◆ Instruction
The records that follow are to be repeated without alteration.
=-=-=-=-=
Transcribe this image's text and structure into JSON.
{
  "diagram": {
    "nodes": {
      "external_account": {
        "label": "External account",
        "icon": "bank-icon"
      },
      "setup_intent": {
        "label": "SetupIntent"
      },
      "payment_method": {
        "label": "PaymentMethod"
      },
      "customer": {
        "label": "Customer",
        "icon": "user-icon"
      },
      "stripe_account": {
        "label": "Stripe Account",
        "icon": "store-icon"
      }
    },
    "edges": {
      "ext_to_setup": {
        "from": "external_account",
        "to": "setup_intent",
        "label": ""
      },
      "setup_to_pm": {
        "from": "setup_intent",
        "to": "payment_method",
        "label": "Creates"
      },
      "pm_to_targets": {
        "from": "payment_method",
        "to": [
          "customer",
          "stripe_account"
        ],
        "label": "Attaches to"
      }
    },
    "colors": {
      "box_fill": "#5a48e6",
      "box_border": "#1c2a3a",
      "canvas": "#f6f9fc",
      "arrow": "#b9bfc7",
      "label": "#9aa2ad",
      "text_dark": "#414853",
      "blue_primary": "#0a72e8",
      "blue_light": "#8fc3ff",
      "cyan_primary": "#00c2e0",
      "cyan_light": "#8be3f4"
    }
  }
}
=-=-=-=-=
◆ Output for this exercise
Transcribe this image's text and structure into JSON.
{
  "diagram": {
    "nodes": {
      "external_account": {
        "label": "External account",
        "icon": "bank-icon"
      },
      "setup_intent": {
        "label": "SetupIntent"
      },
      "payment_method": {
        "label": "PaymentMethod"
      },
      "customer": {
        "label": "Customer",
        "icon": "user-icon"
      },
      "stripe_account": {
        "label": "Stripe Account",
        "icon": "store-icon"
      }
    },
    "edges": {
      "ext_to_setup": {
        "from": "external_account",
        "to": "setup_intent",
        "label": ""
      },
      "setup_to_pm": {
        "from": "setup_intent",
        "to": "payment_method",
        "label": "Creates"
      },
      "pm_to_targets": {
        "from": "payment_method",
        "to": [
          "customer",
          "stripe_account"
        ],
        "label": "Attaches to"
      }
    },
    "colors": {
      "box_fill": "#5a48e6",
      "box_border": "#1c2a3a",
      "canvas": "#f6f9fc",
      "arrow": "#b9bfc7",
      "label": "#9aa2ad",
      "text_dark": "#414853",
      "blue_primary": "#0a72e8",
      "blue_light": "#8fc3ff",
      "cyan_primary": "#00c2e0",
      "cyan_light": "#8be3f4"
    }
  }
}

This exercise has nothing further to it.